Stored items from a collection:
==========

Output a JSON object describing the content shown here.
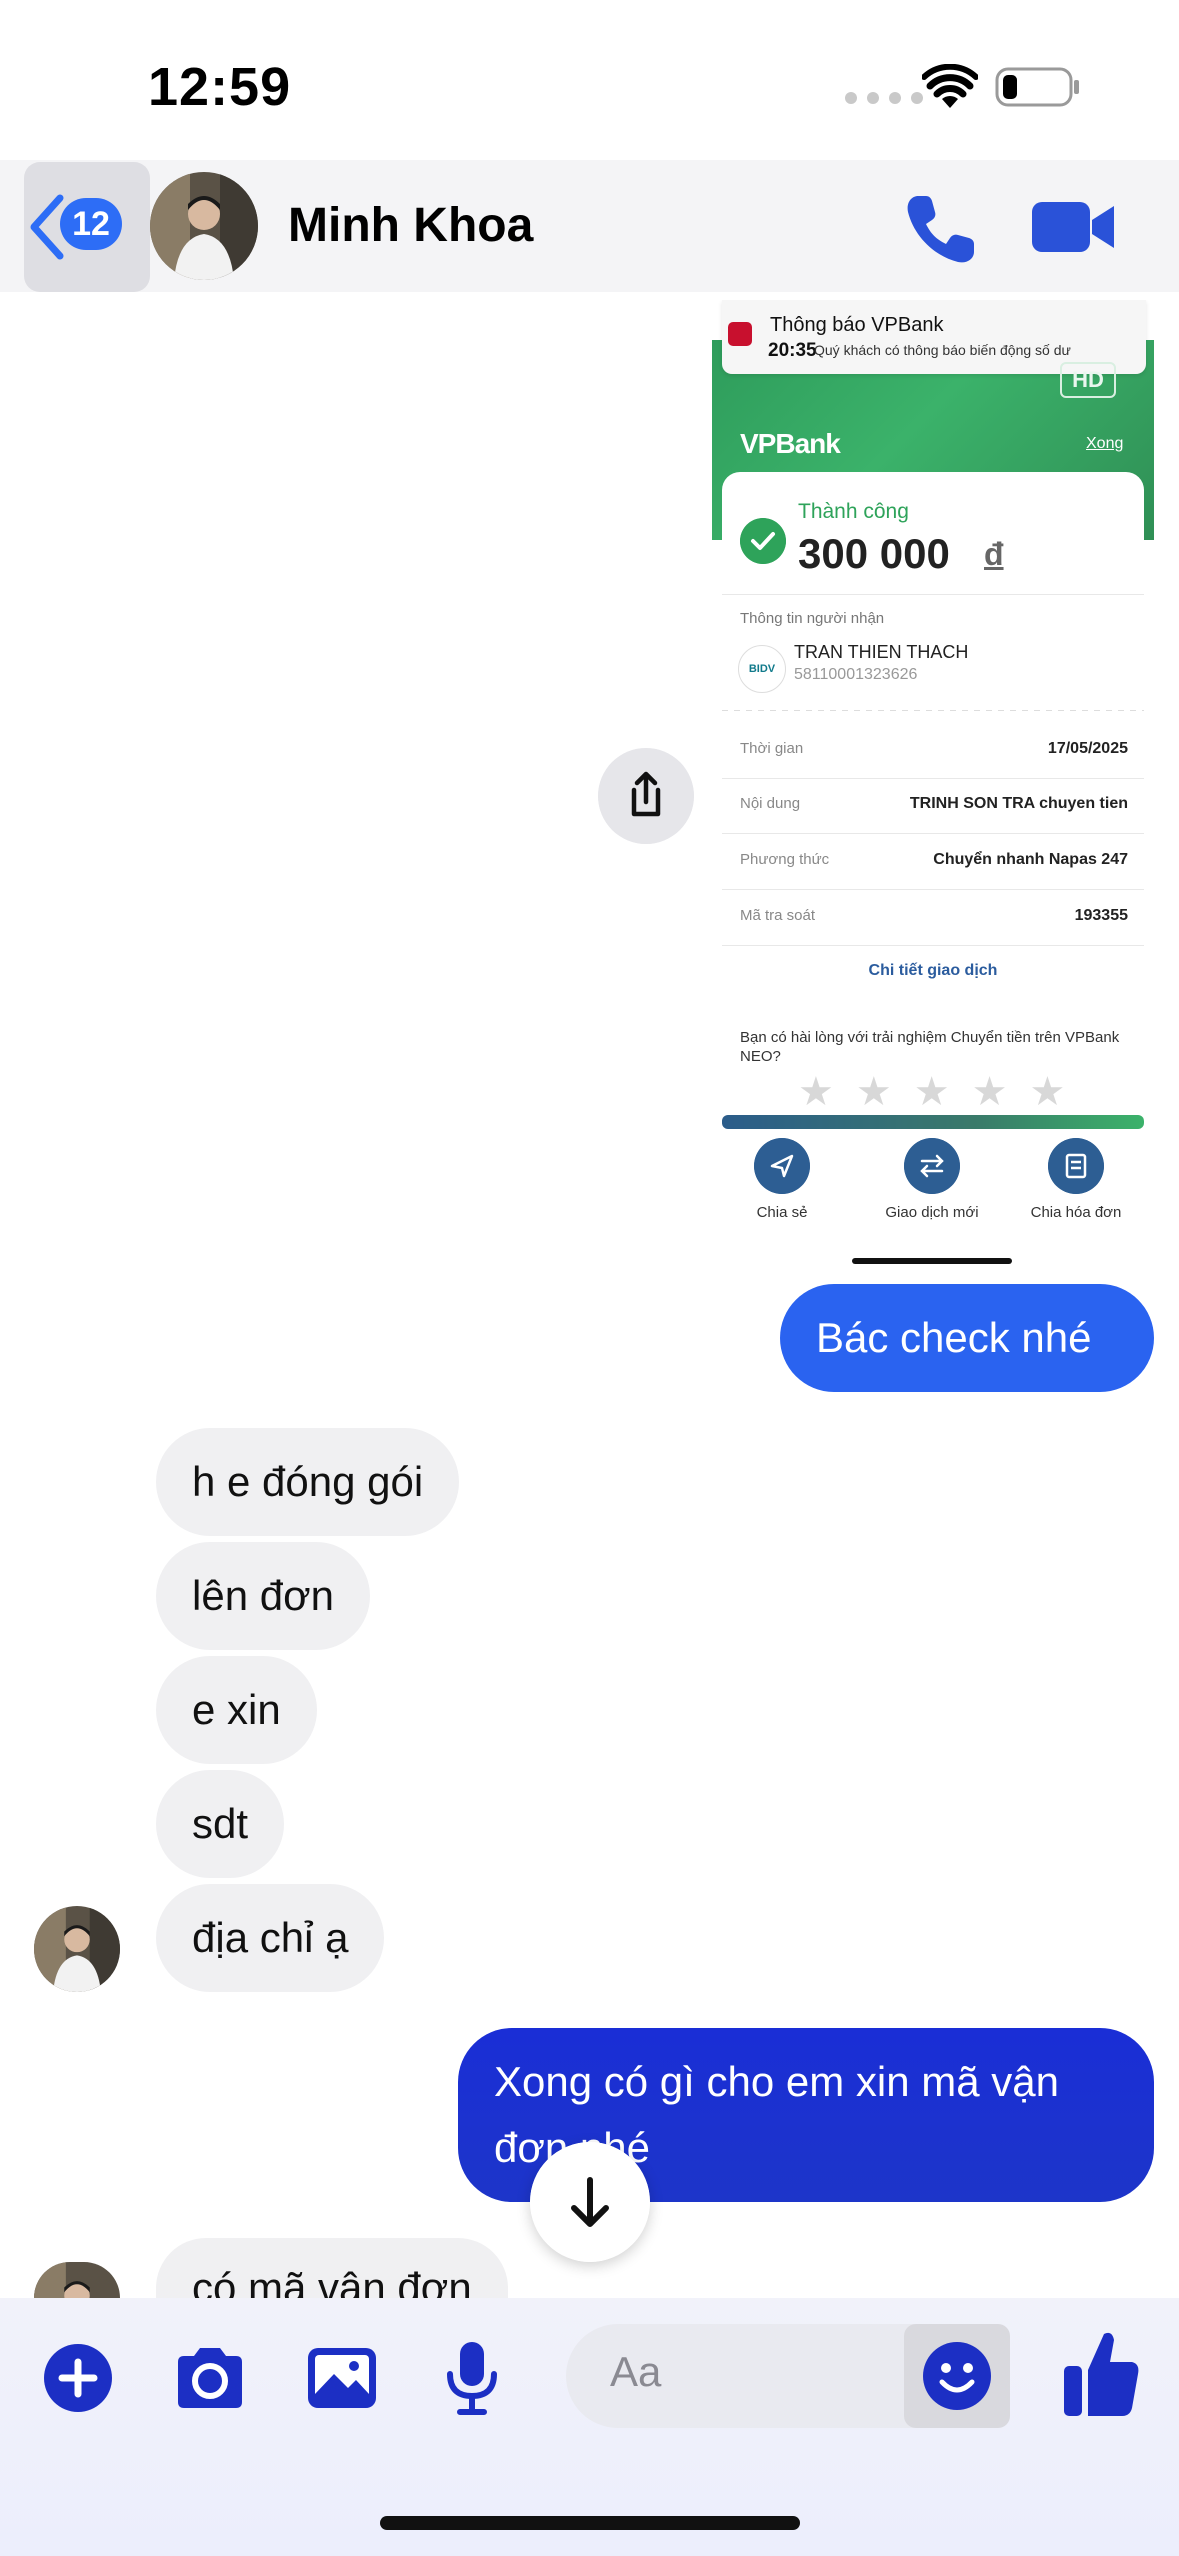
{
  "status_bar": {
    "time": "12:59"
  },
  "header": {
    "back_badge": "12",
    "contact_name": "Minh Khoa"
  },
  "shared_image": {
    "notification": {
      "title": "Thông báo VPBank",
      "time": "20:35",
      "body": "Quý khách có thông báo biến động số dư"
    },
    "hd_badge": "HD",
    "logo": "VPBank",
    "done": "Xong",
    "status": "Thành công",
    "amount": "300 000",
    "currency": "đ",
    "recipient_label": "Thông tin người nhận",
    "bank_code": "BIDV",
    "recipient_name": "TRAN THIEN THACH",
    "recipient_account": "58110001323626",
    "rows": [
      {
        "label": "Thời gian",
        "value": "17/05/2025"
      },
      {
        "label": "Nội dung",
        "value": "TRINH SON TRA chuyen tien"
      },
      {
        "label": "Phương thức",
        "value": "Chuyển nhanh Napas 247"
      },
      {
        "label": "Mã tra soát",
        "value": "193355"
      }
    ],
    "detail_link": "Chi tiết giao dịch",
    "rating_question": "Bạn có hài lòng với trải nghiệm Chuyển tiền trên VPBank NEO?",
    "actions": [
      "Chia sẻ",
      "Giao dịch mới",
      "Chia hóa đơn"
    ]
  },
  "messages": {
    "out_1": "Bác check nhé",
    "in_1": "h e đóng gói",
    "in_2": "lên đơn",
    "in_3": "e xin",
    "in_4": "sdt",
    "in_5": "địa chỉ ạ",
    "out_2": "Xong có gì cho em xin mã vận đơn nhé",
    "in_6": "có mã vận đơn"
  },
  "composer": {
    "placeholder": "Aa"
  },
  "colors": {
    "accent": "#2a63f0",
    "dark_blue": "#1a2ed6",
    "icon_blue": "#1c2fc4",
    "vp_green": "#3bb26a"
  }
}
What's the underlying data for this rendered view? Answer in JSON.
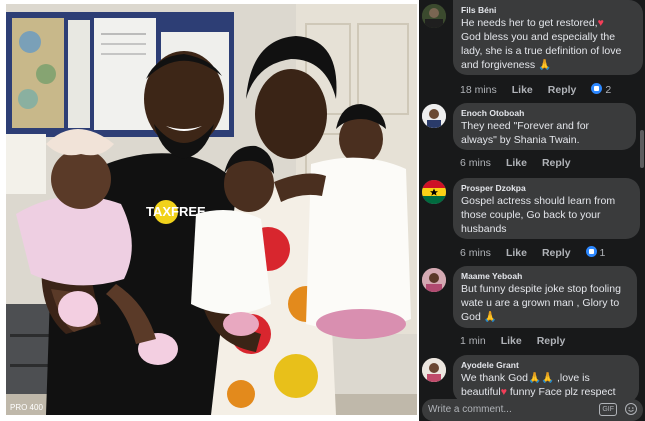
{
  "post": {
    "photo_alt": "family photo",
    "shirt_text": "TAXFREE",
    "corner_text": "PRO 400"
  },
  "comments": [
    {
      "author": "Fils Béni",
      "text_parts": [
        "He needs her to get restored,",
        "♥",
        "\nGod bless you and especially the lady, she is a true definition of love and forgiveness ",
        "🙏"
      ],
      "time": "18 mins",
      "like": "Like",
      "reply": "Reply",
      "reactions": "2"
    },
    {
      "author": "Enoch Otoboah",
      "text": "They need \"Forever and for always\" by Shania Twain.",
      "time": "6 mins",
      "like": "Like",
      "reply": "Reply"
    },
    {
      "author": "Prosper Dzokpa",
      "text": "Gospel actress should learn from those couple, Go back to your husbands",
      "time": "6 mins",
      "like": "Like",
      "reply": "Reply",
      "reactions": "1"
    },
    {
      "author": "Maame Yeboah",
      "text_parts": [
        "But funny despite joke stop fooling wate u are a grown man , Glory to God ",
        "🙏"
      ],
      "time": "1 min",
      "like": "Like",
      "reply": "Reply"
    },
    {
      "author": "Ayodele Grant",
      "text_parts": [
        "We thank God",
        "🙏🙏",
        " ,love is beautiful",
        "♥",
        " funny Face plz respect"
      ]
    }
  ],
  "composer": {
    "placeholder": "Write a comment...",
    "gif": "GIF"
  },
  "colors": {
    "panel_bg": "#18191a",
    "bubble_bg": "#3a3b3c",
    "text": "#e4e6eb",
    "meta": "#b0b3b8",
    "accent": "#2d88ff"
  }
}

==========

Select and copy every line of the listing with the word "dịch".

    "detail_link": "Chi tiết giao dịch",
      "Giao dịch mới",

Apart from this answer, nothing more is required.